**Set task**
Locate and copy all lines bearing the word "close".

Data entries:
☆ ☆ ☆

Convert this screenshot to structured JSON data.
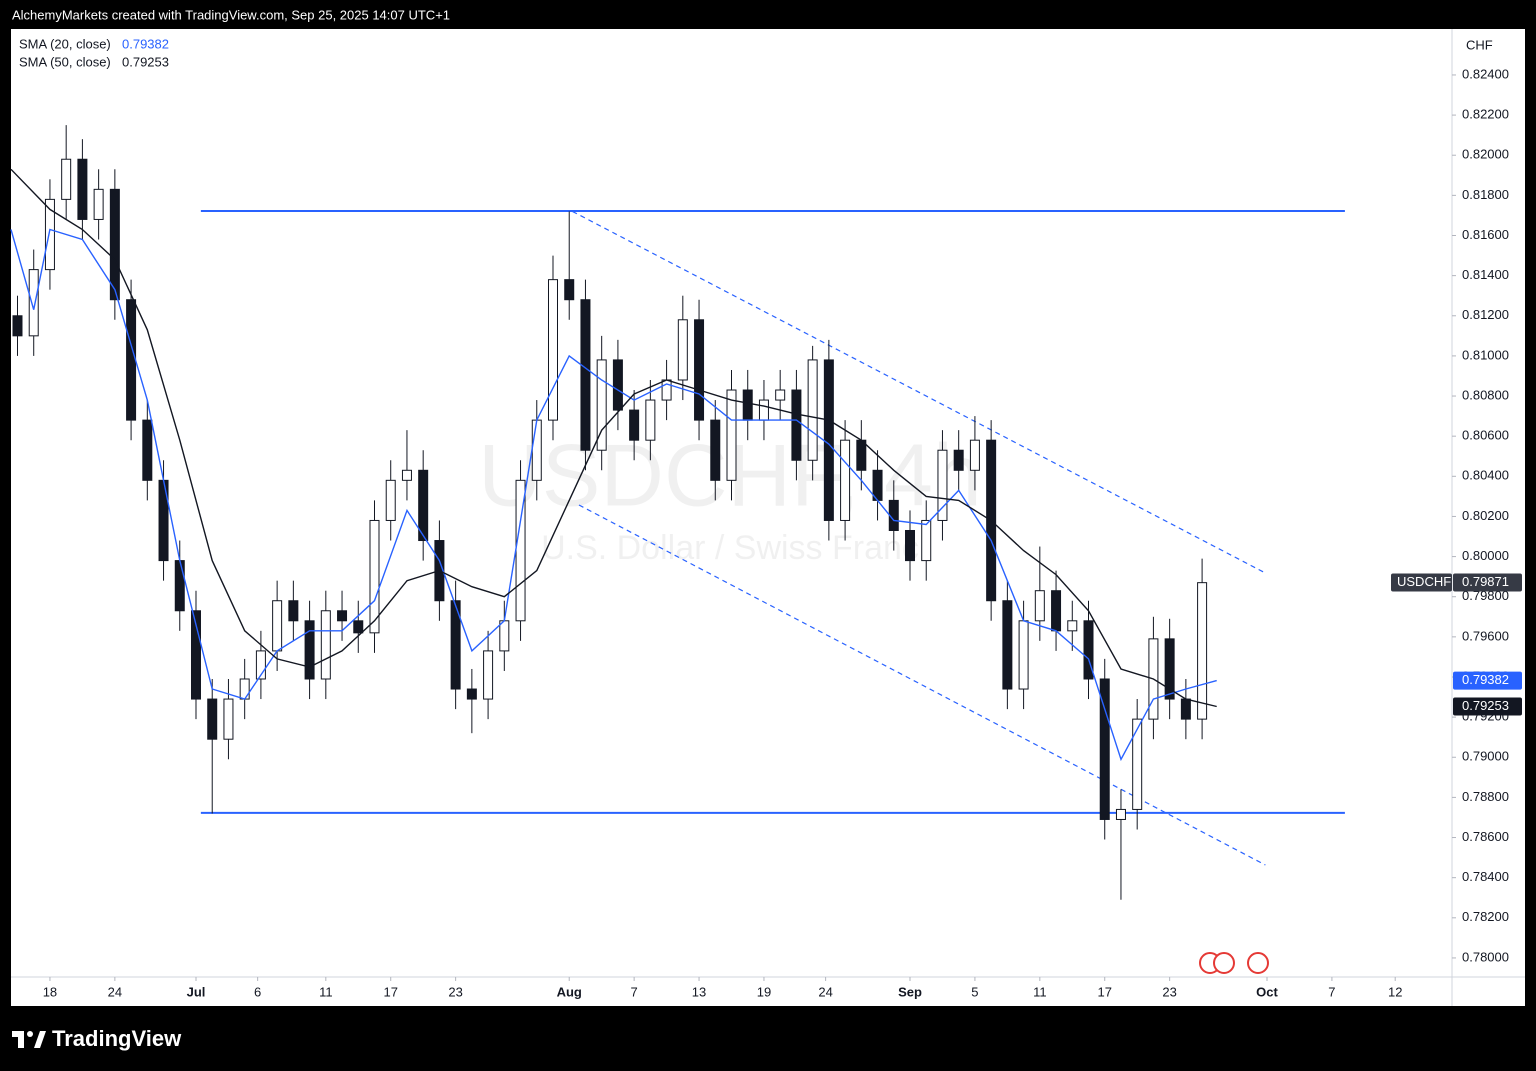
{
  "header": {
    "title": "AlchemyMarkets created with TradingView.com, Sep 25, 2025 14:07 UTC+1"
  },
  "footer": {
    "brand": "TradingView"
  },
  "chart_data": {
    "type": "candlestick",
    "watermark": {
      "symbol": "USDCHF, 4h",
      "description": "U.S. Dollar / Swiss Franc"
    },
    "currency": "CHF",
    "xlim": [
      -2.4,
      86.4
    ],
    "ylim": [
      0.77905,
      0.82629
    ],
    "xticks": [
      {
        "value": 0,
        "label": "18"
      },
      {
        "value": 4,
        "label": "24"
      },
      {
        "value": 9,
        "label": "Jul"
      },
      {
        "value": 12.8,
        "label": "6"
      },
      {
        "value": 17,
        "label": "11"
      },
      {
        "value": 21,
        "label": "17"
      },
      {
        "value": 25,
        "label": "23"
      },
      {
        "value": 32,
        "label": "Aug"
      },
      {
        "value": 36,
        "label": "7"
      },
      {
        "value": 40,
        "label": "13"
      },
      {
        "value": 44,
        "label": "19"
      },
      {
        "value": 47.8,
        "label": "24"
      },
      {
        "value": 53,
        "label": "Sep"
      },
      {
        "value": 57,
        "label": "5"
      },
      {
        "value": 61,
        "label": "11"
      },
      {
        "value": 65,
        "label": "17"
      },
      {
        "value": 69,
        "label": "23"
      },
      {
        "value": 75,
        "label": "Oct"
      },
      {
        "value": 79,
        "label": "7"
      },
      {
        "value": 82.9,
        "label": "12"
      }
    ],
    "yticks": [
      {
        "value": 0.824,
        "label": "0.82400"
      },
      {
        "value": 0.822,
        "label": "0.82200"
      },
      {
        "value": 0.82,
        "label": "0.82000"
      },
      {
        "value": 0.818,
        "label": "0.81800"
      },
      {
        "value": 0.816,
        "label": "0.81600"
      },
      {
        "value": 0.814,
        "label": "0.81400"
      },
      {
        "value": 0.812,
        "label": "0.81200"
      },
      {
        "value": 0.81,
        "label": "0.81000"
      },
      {
        "value": 0.808,
        "label": "0.80800"
      },
      {
        "value": 0.806,
        "label": "0.80600"
      },
      {
        "value": 0.804,
        "label": "0.80400"
      },
      {
        "value": 0.802,
        "label": "0.80200"
      },
      {
        "value": 0.8,
        "label": "0.80000"
      },
      {
        "value": 0.798,
        "label": "0.79800"
      },
      {
        "value": 0.796,
        "label": "0.79600"
      },
      {
        "value": 0.794,
        "label": "0.79400"
      },
      {
        "value": 0.792,
        "label": "0.79200"
      },
      {
        "value": 0.79,
        "label": "0.79000"
      },
      {
        "value": 0.788,
        "label": "0.78800"
      },
      {
        "value": 0.786,
        "label": "0.78600"
      },
      {
        "value": 0.784,
        "label": "0.78400"
      },
      {
        "value": 0.782,
        "label": "0.78200"
      },
      {
        "value": 0.78,
        "label": "0.78000"
      }
    ],
    "x": [
      -2,
      -1,
      0,
      1,
      2,
      3,
      4,
      5,
      6,
      7,
      8,
      9,
      10,
      11,
      12,
      13,
      14,
      15,
      16,
      17,
      18,
      19,
      20,
      21,
      22,
      23,
      24,
      25,
      26,
      27,
      28,
      29,
      30,
      31,
      32,
      33,
      34,
      35,
      36,
      37,
      38,
      39,
      40,
      41,
      42,
      43,
      44,
      45,
      46,
      47,
      48,
      49,
      50,
      51,
      52,
      53,
      54,
      55,
      56,
      57,
      58,
      59,
      60,
      61,
      62,
      63,
      64,
      65,
      66,
      67,
      68,
      69,
      70,
      71
    ],
    "open": [
      0.812,
      0.811,
      0.8143,
      0.8178,
      0.8198,
      0.8168,
      0.8183,
      0.8128,
      0.8068,
      0.8038,
      0.7998,
      0.7973,
      0.7929,
      0.7909,
      0.7929,
      0.7939,
      0.7953,
      0.7978,
      0.7968,
      0.7939,
      0.7973,
      0.7968,
      0.7962,
      0.8018,
      0.8038,
      0.8043,
      0.8008,
      0.7978,
      0.7934,
      0.7929,
      0.7953,
      0.7968,
      0.8038,
      0.8068,
      0.8138,
      0.8128,
      0.8053,
      0.8098,
      0.8073,
      0.8058,
      0.8078,
      0.8088,
      0.8118,
      0.8068,
      0.8038,
      0.8083,
      0.8068,
      0.8078,
      0.8083,
      0.8048,
      0.8098,
      0.8018,
      0.8058,
      0.8043,
      0.8028,
      0.8013,
      0.7998,
      0.8018,
      0.8053,
      0.8043,
      0.8058,
      0.7978,
      0.7934,
      0.7968,
      0.7983,
      0.7963,
      0.7968,
      0.7939,
      0.7869,
      0.7874,
      0.7919,
      0.7959,
      0.7929,
      0.7919
    ],
    "high": [
      0.813,
      0.8153,
      0.8188,
      0.8215,
      0.8208,
      0.8193,
      0.8193,
      0.8138,
      0.8078,
      0.8048,
      0.8008,
      0.7983,
      0.7939,
      0.7939,
      0.7949,
      0.7963,
      0.7988,
      0.7988,
      0.7978,
      0.7983,
      0.7983,
      0.7978,
      0.8028,
      0.8048,
      0.8063,
      0.8053,
      0.8018,
      0.7988,
      0.7944,
      0.7963,
      0.7978,
      0.8048,
      0.8078,
      0.815,
      0.8172,
      0.8138,
      0.811,
      0.8108,
      0.8083,
      0.8088,
      0.8098,
      0.813,
      0.8128,
      0.8078,
      0.8093,
      0.8093,
      0.8088,
      0.8093,
      0.8093,
      0.8105,
      0.8108,
      0.8068,
      0.8068,
      0.8053,
      0.8038,
      0.8023,
      0.8028,
      0.8063,
      0.8063,
      0.807,
      0.8068,
      0.7988,
      0.7978,
      0.8005,
      0.7993,
      0.7978,
      0.7978,
      0.7949,
      0.7884,
      0.7929,
      0.797,
      0.7969,
      0.7939,
      0.7999
    ],
    "low": [
      0.81,
      0.81,
      0.8133,
      0.8168,
      0.8158,
      0.8158,
      0.8118,
      0.8058,
      0.8028,
      0.7988,
      0.7963,
      0.7919,
      0.7872,
      0.7899,
      0.7919,
      0.7929,
      0.7943,
      0.7958,
      0.7929,
      0.7929,
      0.7958,
      0.7952,
      0.7952,
      0.8008,
      0.8028,
      0.7998,
      0.7968,
      0.7924,
      0.7912,
      0.7919,
      0.7943,
      0.7958,
      0.8028,
      0.8058,
      0.8118,
      0.8043,
      0.8043,
      0.8063,
      0.8048,
      0.8048,
      0.8068,
      0.8078,
      0.8058,
      0.8028,
      0.8028,
      0.8058,
      0.8058,
      0.8068,
      0.8038,
      0.8038,
      0.8008,
      0.8008,
      0.8033,
      0.8018,
      0.8003,
      0.7988,
      0.7988,
      0.8008,
      0.8033,
      0.8033,
      0.7968,
      0.7924,
      0.7924,
      0.7958,
      0.7953,
      0.7953,
      0.7929,
      0.7859,
      0.7829,
      0.7864,
      0.7909,
      0.7919,
      0.7909,
      0.7909
    ],
    "close": [
      0.811,
      0.8143,
      0.8178,
      0.8198,
      0.8168,
      0.8183,
      0.8128,
      0.8068,
      0.8038,
      0.7998,
      0.7973,
      0.7929,
      0.7909,
      0.7929,
      0.7939,
      0.7953,
      0.7978,
      0.7968,
      0.7939,
      0.7973,
      0.7968,
      0.7962,
      0.8018,
      0.8038,
      0.8043,
      0.8008,
      0.7978,
      0.7934,
      0.7929,
      0.7953,
      0.7968,
      0.8038,
      0.8068,
      0.8138,
      0.8128,
      0.8053,
      0.8098,
      0.8073,
      0.8058,
      0.8078,
      0.8088,
      0.8118,
      0.8068,
      0.8038,
      0.8083,
      0.8068,
      0.8078,
      0.8083,
      0.8048,
      0.8098,
      0.8018,
      0.8058,
      0.8043,
      0.8028,
      0.8013,
      0.7998,
      0.8018,
      0.8053,
      0.8043,
      0.8058,
      0.7978,
      0.7934,
      0.7968,
      0.7983,
      0.7963,
      0.7968,
      0.7939,
      0.7869,
      0.7874,
      0.7919,
      0.7959,
      0.7929,
      0.7919,
      0.7987
    ],
    "up_color": "#ffffff",
    "down_color": "#131722",
    "last_price": {
      "symbol": "USDCHF",
      "value": 0.79871
    },
    "series": [
      {
        "name": "SMA (20, close)",
        "color": "#2962ff",
        "last": 0.79382,
        "x": [
          -2.4,
          -1,
          0,
          2,
          4,
          6,
          8,
          10,
          12,
          14,
          16,
          18,
          20,
          22,
          24,
          26,
          28,
          30,
          32,
          34,
          36,
          38,
          40,
          42,
          44,
          46,
          48,
          50,
          52,
          54,
          56,
          58,
          60,
          62,
          64,
          66,
          68,
          70,
          71.9
        ],
        "values": [
          0.8163,
          0.8123,
          0.8163,
          0.8158,
          0.8133,
          0.8078,
          0.7998,
          0.7934,
          0.7929,
          0.7953,
          0.7963,
          0.7963,
          0.7978,
          0.8023,
          0.7998,
          0.7953,
          0.7968,
          0.8068,
          0.81,
          0.8088,
          0.8078,
          0.8086,
          0.8081,
          0.8068,
          0.8068,
          0.8068,
          0.8056,
          0.8038,
          0.8018,
          0.8016,
          0.8033,
          0.8008,
          0.7968,
          0.7963,
          0.7949,
          0.7899,
          0.7929,
          0.7934,
          0.79382
        ]
      },
      {
        "name": "SMA (50, close)",
        "color": "#131722",
        "last": 0.79253,
        "x": [
          -2.4,
          0,
          2,
          4,
          6,
          8,
          10,
          12,
          14,
          16,
          18,
          20,
          22,
          24,
          26,
          28,
          30,
          32,
          34,
          36,
          38,
          40,
          42,
          44,
          46,
          48,
          50,
          52,
          54,
          56,
          58,
          60,
          62,
          64,
          66,
          68,
          70,
          71.9
        ],
        "values": [
          0.8193,
          0.8173,
          0.8163,
          0.8148,
          0.8113,
          0.8058,
          0.7998,
          0.7963,
          0.7949,
          0.7945,
          0.7953,
          0.7968,
          0.7988,
          0.7993,
          0.7985,
          0.798,
          0.7993,
          0.8028,
          0.8063,
          0.8081,
          0.8088,
          0.8083,
          0.8078,
          0.8075,
          0.8071,
          0.8068,
          0.8058,
          0.8043,
          0.803,
          0.8028,
          0.8018,
          0.8003,
          0.7991,
          0.7973,
          0.7944,
          0.7939,
          0.7929,
          0.79253
        ]
      }
    ],
    "drawings": [
      {
        "style": "solid",
        "color": "#2962ff",
        "x": [
          9.3,
          79.8
        ],
        "y": [
          0.81722,
          0.81722
        ]
      },
      {
        "style": "solid",
        "color": "#2962ff",
        "x": [
          9.3,
          79.8
        ],
        "y": [
          0.78723,
          0.78723
        ]
      },
      {
        "style": "dashed",
        "color": "#2962ff",
        "x": [
          32.2,
          74.9
        ],
        "y": [
          0.8172,
          0.79918
        ]
      },
      {
        "style": "dashed",
        "color": "#2962ff",
        "x": [
          32.6,
          74.9
        ],
        "y": [
          0.80257,
          0.78463
        ]
      }
    ]
  }
}
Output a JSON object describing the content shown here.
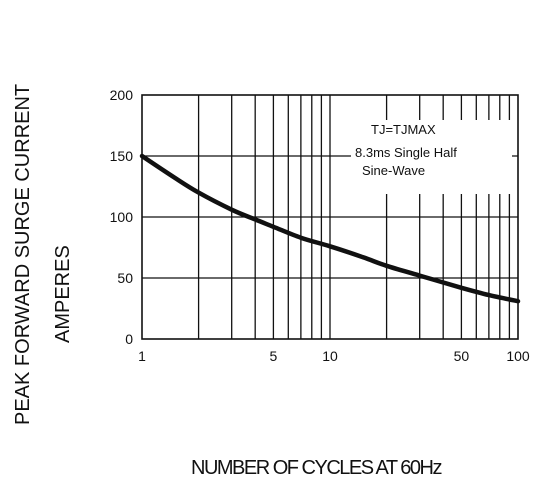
{
  "chart_data": {
    "type": "line",
    "x_scale": "log",
    "y_scale": "linear",
    "xlabel": "NUMBER OF CYCLES AT 60Hz",
    "ylabel_lines": [
      "PEAK FORWARD SURGE CURRENT",
      "AMPERES"
    ],
    "xlim": [
      1,
      100
    ],
    "ylim": [
      0,
      200
    ],
    "x_ticks": [
      1,
      5,
      10,
      50,
      100
    ],
    "x_tick_labels": [
      "1",
      "5",
      "10",
      "50",
      "100"
    ],
    "y_ticks": [
      0,
      50,
      100,
      150,
      200
    ],
    "y_tick_labels": [
      "0",
      "50",
      "100",
      "150",
      "200"
    ],
    "grid": true,
    "annotation_lines": [
      "TJ=TJMAX",
      "8.3ms Single Half",
      "Sine-Wave"
    ],
    "series": [
      {
        "x": [
          1,
          1.5,
          2,
          3,
          4,
          5,
          7,
          10,
          15,
          20,
          30,
          50,
          70,
          100
        ],
        "y": [
          150,
          132,
          120,
          106,
          98,
          92,
          83,
          76,
          67,
          60,
          52,
          42,
          36,
          31
        ]
      }
    ]
  },
  "colors": {
    "line": "#111111",
    "grid": "#111111",
    "background": "#ffffff"
  }
}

☆ ☆ ☆

**The result**
    "close": [
        "name": "SMA (20, close)",
        "name": "SMA (50, close)",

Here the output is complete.